Pull every line containing "bottom" out of the material below.
:: INFORMATION SUPPLIED
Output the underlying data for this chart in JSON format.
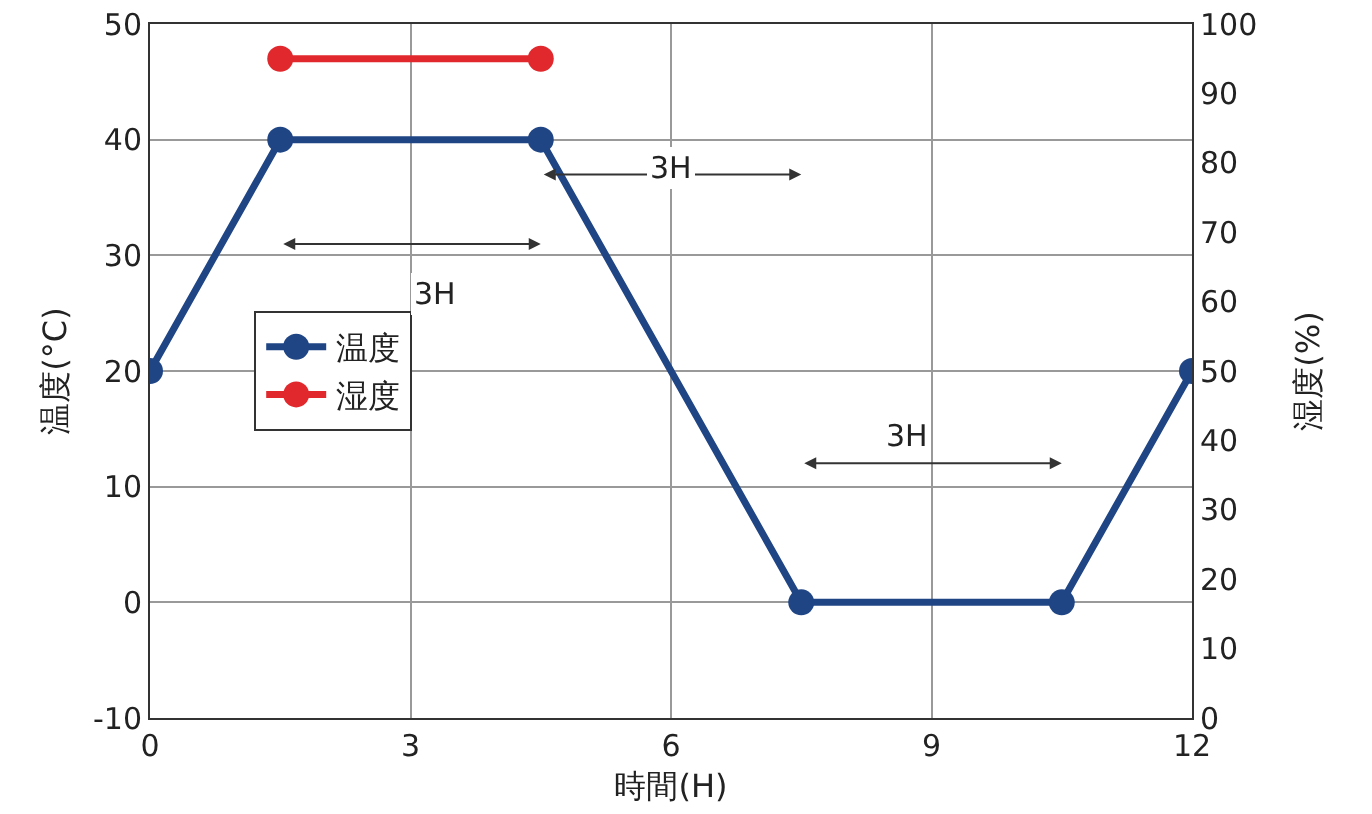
{
  "chart_data": {
    "type": "line",
    "xlabel": "時間(H)",
    "ylabel": "温度(°C)",
    "y2label": "湿度(%)",
    "xlim": [
      0,
      12
    ],
    "xticks": [
      0,
      3,
      6,
      9,
      12
    ],
    "ylim": [
      -10,
      50
    ],
    "yticks": [
      -10,
      0,
      10,
      20,
      30,
      40,
      50
    ],
    "y2lim": [
      0,
      100
    ],
    "y2ticks": [
      0,
      10,
      20,
      30,
      40,
      50,
      60,
      70,
      80,
      90,
      100
    ],
    "grid": true,
    "legend": "left",
    "marker": "circle",
    "line_style": "solid",
    "series": [
      {
        "name": "温度",
        "color": "#1f4585",
        "x": [
          0,
          1.5,
          4.5,
          7.5,
          10.5,
          12
        ],
        "values": [
          20,
          40,
          40,
          0,
          0,
          20
        ]
      },
      {
        "name": "湿度",
        "color": "#e0282d",
        "axis": "y2",
        "x": [
          1.5,
          4.5
        ],
        "values": [
          95,
          95
        ]
      }
    ],
    "annotations": [
      "3H",
      "3H",
      "3H"
    ]
  }
}
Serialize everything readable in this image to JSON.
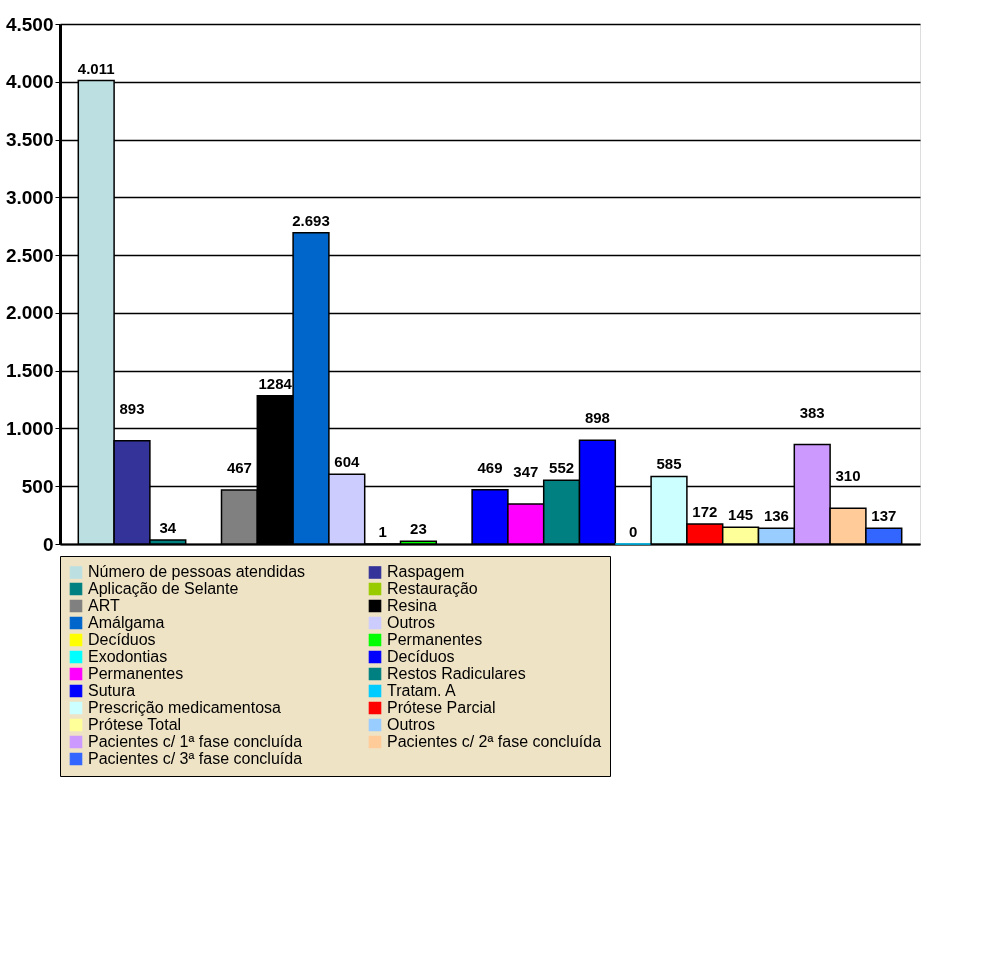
{
  "chart_data": {
    "type": "bar",
    "categories": [
      null
    ],
    "series": [
      {
        "name": "Número de pessoas atendidas",
        "color": "#bce0e2",
        "values": [
          4011
        ],
        "value_labels": [
          "4.011"
        ]
      },
      {
        "name": "Raspagem",
        "color": "#333399",
        "values": [
          893
        ],
        "value_labels": [
          "893"
        ]
      },
      {
        "name": "Aplicação de Selante",
        "color": "#008080",
        "values": [
          34
        ],
        "value_labels": [
          "34"
        ]
      },
      {
        "name": "Restauração",
        "color": "#99cc00",
        "values": [
          null
        ],
        "value_labels": [
          null
        ]
      },
      {
        "name": "ART",
        "color": "#808080",
        "values": [
          467
        ],
        "value_labels": [
          "467"
        ]
      },
      {
        "name": "Resina",
        "color": "#000000",
        "values": [
          1284
        ],
        "value_labels": [
          "1284"
        ]
      },
      {
        "name": "Amálgama",
        "color": "#0066cc",
        "values": [
          2693
        ],
        "value_labels": [
          "2.693"
        ]
      },
      {
        "name": "Outros",
        "color": "#ccccff",
        "values": [
          604
        ],
        "value_labels": [
          "604"
        ]
      },
      {
        "name": "Decíduos",
        "color": "#ffff00",
        "values": [
          1
        ],
        "value_labels": [
          "1"
        ]
      },
      {
        "name": "Permanentes",
        "color": "#00ff00",
        "values": [
          23
        ],
        "value_labels": [
          "23"
        ]
      },
      {
        "name": "Exodontias",
        "color": "#00ffff",
        "values": [
          null
        ],
        "value_labels": [
          null
        ]
      },
      {
        "name": "Decíduos",
        "color": "#0000ff",
        "values": [
          469
        ],
        "value_labels": [
          "469"
        ]
      },
      {
        "name": "Permanentes",
        "color": "#ff00ff",
        "values": [
          347
        ],
        "value_labels": [
          "347"
        ]
      },
      {
        "name": "Restos Radiculares",
        "color": "#008080",
        "values": [
          552
        ],
        "value_labels": [
          "552"
        ]
      },
      {
        "name": "Sutura",
        "color": "#0000ff",
        "values": [
          898
        ],
        "value_labels": [
          "898"
        ]
      },
      {
        "name": "Tratam. A",
        "color": "#00ccff",
        "values": [
          0
        ],
        "value_labels": [
          "0"
        ]
      },
      {
        "name": "Prescrição medicamentosa",
        "color": "#ccffff",
        "values": [
          585
        ],
        "value_labels": [
          "585"
        ]
      },
      {
        "name": "Prótese Parcial",
        "color": "#ff0000",
        "values": [
          172
        ],
        "value_labels": [
          "172"
        ]
      },
      {
        "name": "Prótese Total",
        "color": "#ffff99",
        "values": [
          145
        ],
        "value_labels": [
          "145"
        ]
      },
      {
        "name": "Outros",
        "color": "#99ccff",
        "values": [
          136
        ],
        "value_labels": [
          "136"
        ]
      },
      {
        "name": "Pacientes c/ 1ª fase concluída",
        "color": "#cc99ff",
        "values": [
          860
        ],
        "value_labels": [
          null
        ]
      },
      {
        "name": "Pacientes c/ 2ª fase concluída",
        "color": "#ffcc99",
        "values": [
          310
        ],
        "value_labels": [
          "310"
        ]
      },
      {
        "name": "Pacientes c/ 3ª fase concluída",
        "color": "#3366ff",
        "values": [
          137
        ],
        "value_labels": [
          "137"
        ]
      }
    ],
    "ylim": [
      0,
      4500
    ],
    "yticks": [
      0,
      500,
      {
        "value": 1000,
        "label": "1.000"
      },
      {
        "value": 1500,
        "label": "1.500"
      },
      {
        "value": 2000,
        "label": "2.000"
      },
      {
        "value": 2500,
        "label": "2.500"
      },
      {
        "value": 3000,
        "label": "3.000"
      },
      {
        "value": 3500,
        "label": "3.500"
      },
      {
        "value": 4000,
        "label": "4.000"
      },
      {
        "value": 4500,
        "label": "4.500"
      }
    ],
    "annotations": [
      {
        "text": "383",
        "y": 860
      }
    ],
    "grid": "y",
    "legend": "bottom",
    "tick_labels": "y"
  }
}
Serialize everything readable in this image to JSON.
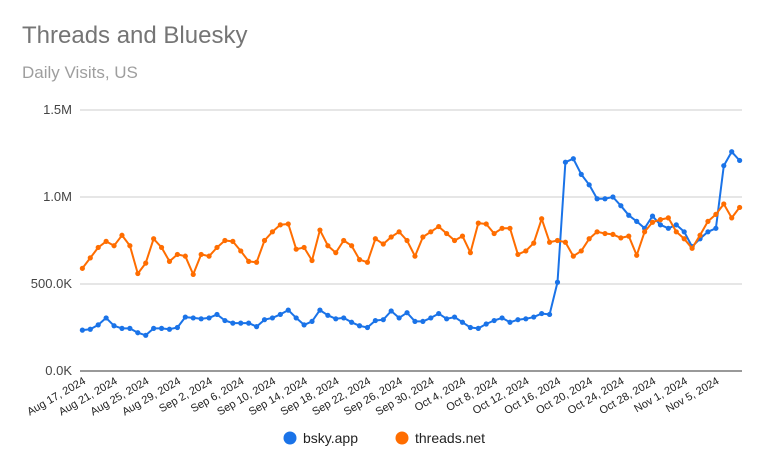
{
  "chart_data": {
    "type": "line",
    "title": "Threads and Bluesky",
    "subtitle": "Daily Visits, US",
    "xlabel": "",
    "ylabel": "",
    "ylim": [
      0,
      1500000
    ],
    "yticks": [
      {
        "value": 0,
        "label": "0.0K"
      },
      {
        "value": 500000,
        "label": "500.0K"
      },
      {
        "value": 1000000,
        "label": "1.0M"
      },
      {
        "value": 1500000,
        "label": "1.5M"
      }
    ],
    "start_date": "2024-08-17",
    "xtick_labels": [
      "Aug 17, 2024",
      "Aug 21, 2024",
      "Aug 25, 2024",
      "Aug 29, 2024",
      "Sep 2, 2024",
      "Sep 6, 2024",
      "Sep 10, 2024",
      "Sep 14, 2024",
      "Sep 18, 2024",
      "Sep 22, 2024",
      "Sep 26, 2024",
      "Sep 30, 2024",
      "Oct 4, 2024",
      "Oct 8, 2024",
      "Oct 12, 2024",
      "Oct 16, 2024",
      "Oct 20, 2024",
      "Oct 24, 2024",
      "Oct 28, 2024",
      "Nov 1, 2024",
      "Nov 5, 2024"
    ],
    "grid": true,
    "legend_position": "bottom",
    "series": [
      {
        "name": "bsky.app",
        "color": "#1a73e8",
        "values": [
          235000,
          240000,
          265000,
          305000,
          260000,
          245000,
          245000,
          220000,
          205000,
          245000,
          245000,
          240000,
          250000,
          310000,
          305000,
          300000,
          305000,
          325000,
          290000,
          275000,
          275000,
          275000,
          255000,
          295000,
          305000,
          325000,
          350000,
          305000,
          265000,
          285000,
          350000,
          320000,
          300000,
          305000,
          280000,
          260000,
          250000,
          290000,
          295000,
          345000,
          305000,
          335000,
          285000,
          285000,
          305000,
          330000,
          300000,
          310000,
          280000,
          250000,
          245000,
          270000,
          290000,
          305000,
          280000,
          295000,
          300000,
          310000,
          330000,
          325000,
          510000,
          1200000,
          1220000,
          1130000,
          1070000,
          990000,
          990000,
          1000000,
          950000,
          895000,
          860000,
          820000,
          890000,
          840000,
          820000,
          840000,
          800000,
          715000,
          760000,
          800000,
          820000,
          1180000,
          1260000,
          1210000
        ]
      },
      {
        "name": "threads.net",
        "color": "#ff6d00",
        "values": [
          590000,
          650000,
          710000,
          745000,
          720000,
          780000,
          720000,
          560000,
          620000,
          760000,
          710000,
          630000,
          670000,
          660000,
          555000,
          670000,
          660000,
          710000,
          750000,
          745000,
          690000,
          630000,
          625000,
          750000,
          800000,
          840000,
          845000,
          700000,
          710000,
          635000,
          810000,
          720000,
          680000,
          750000,
          720000,
          640000,
          625000,
          760000,
          730000,
          770000,
          800000,
          750000,
          660000,
          770000,
          800000,
          830000,
          790000,
          750000,
          775000,
          680000,
          850000,
          845000,
          790000,
          820000,
          820000,
          670000,
          690000,
          735000,
          875000,
          740000,
          750000,
          740000,
          660000,
          690000,
          760000,
          800000,
          790000,
          785000,
          765000,
          775000,
          665000,
          800000,
          855000,
          870000,
          880000,
          800000,
          760000,
          705000,
          780000,
          860000,
          900000,
          960000,
          880000,
          940000
        ]
      }
    ]
  }
}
::::
ANSWER:
    "legend": "bottom",
    "legend_position": "bottom",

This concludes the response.